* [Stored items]
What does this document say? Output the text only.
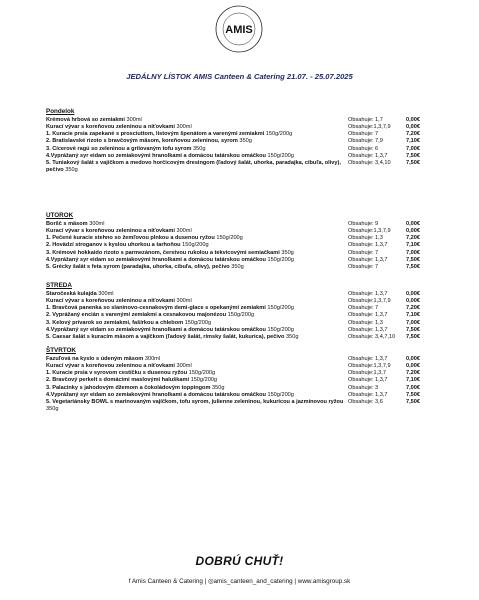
AMIS
JEDÁLNY LÍSTOK AMIS Canteen & Catering 21.07. - 25.07.2025
Pondelok
Krémová hrbová so zemiakmi 300ml	Obsahuje: 1,7	0,00€
Kurací vývar s koreňovou zeleninou a niťovkami 300ml	Obsahuje:1,3,7,9	0,00€
1. Kuracie prsia zapekané s prosciuttom, listovým špenátom a varenými zemiakmi 150g/200g	Obsahuje: 7	7,20€
2. Bratislavské rizoto s bravčovým mäsom, koreňovou zeleninou, syrom 350g	Obsahuje: 7,9	7,10€
3. Cícerové ragú so zeleninou a grilovaným tofu syrom 350g	Obsahuje: 6	7,00€
4.Vyprážaný syr eidam so zemiakovými hranolkami a domácou tatárskou omáčkou 150g/200g	Obsahuje: 1,3,7	7,50€
5. Tuniakový šalát s vajíčkom a medovo horčicovým dresingom (ľadový šalát, uhorka, paradajka, cibuľa, olivy), pečivo 350g
Obsahuje: 3,4,10	7,50€
UTOROK
Boršč s mäsom 300ml	Obsahuje: 9	0,00€
Kurací vývar s koreňovou zeleninou a niťovkami 300ml	Obsahuje:1,3,7,9	0,00€
1. Pečené kuracie stehno so žemľovou plnkou a dusenou ryžou 150g/200g	Obsahuje: 1,3	7,20€
2. Hovädzí stroganov s kyslou uhorkou a tarhoňou 150g/200g	Obsahuje: 1,3,7	7,10€
3. Krémové hokkaido rizoto s parmezánom, čerstvou rukolou a tekvicovými semiačkami 350g	Obsahuje: 7	7,00€
4.Vyprážaný syr eidam so zemiakovými hranolkami a domácou tatárskou omáčkou 150g/200g	Obsahuje: 1,3,7	7,50€
5. Grécky šalát s feta syrom (paradajka, uhorka, cibuľa, olivy), pečivo 350g	Obsahuje: 7	7,50€
STREDA
Staročeská kulajda 300ml	Obsahuje: 1,3,7	0,00€
Kurací vývar s koreňovou zeleninou a niťovkami 300ml	Obsahuje:1,3,7,9	0,00€
1. Bravčová panenka so slaninovo-cesnakovým demi-glace s opekanými zemiakmi 150g/200g	Obsahuje: 7	7,20€
2. Vyprážaný encián s varenými zemiakmi a cesnakovou majonézou 150g/200g	Obsahuje: 1,3,7	7,10€
3. Kelový prívarok so zemiakmi, fašírkou a chlebom 150g/200g	Obsahuje: 1,3	7,00€
4.Vyprážaný syr eidam so zemiakovými hranolkami a domácou tatárskou omáčkou 150g/200g	Obsahuje: 1,3,7	7,50€
5. Caesar šalát s kuracím mäsom a vajíčkom (ľadový šalát, rímsky šalát, kukurica), pečivo 350g	Obsahuje: 3,4,7,10	7,50€
ŠTVRTOK
Fazuľová na kyslo s údeným mäsom 300ml	Obsahuje: 1,3,7	0,00€
Kurací vývar s koreňovou zeleninou a niťovkami 300ml	Obsahuje:1,3,7,9	0,00€
1. Kuracie prsia v syrovom cestíčku s dusenou ryžou 150g/200g	Obsahuje:1,3,7	7,20€
2. Bravčový perkelt s domácimi maslovými haluškami 150g/200g	Obsahuje: 1,3,7	7,10€
3. Palacinky s jahodovým džemom a čokoládovým toppingom 350g	Obsahuje: 3	7,00€
4.Vyprážaný syr eidam so zemiakovými hranolkami a domácou tatárskou omáčkou 150g/200g	Obsahuje: 1,3,7	7,50€
5. Vegetariánsky BOWL s marinovaným vajíčkom, tofu syrom, julienne zeleninou, kukuricou a jazmínovou ryžou 350g
Obsahuje: 3,6	7,50€
DOBRÚ CHUŤ!
f Amis Canteen & Catering | ◎amis_canteen_and_catering | www.amisgroup.sk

* [Exercise]
Tally the lines in these entries that have the string "Catering" in them, then answer with the count and nothing else.

* [Written solution]
2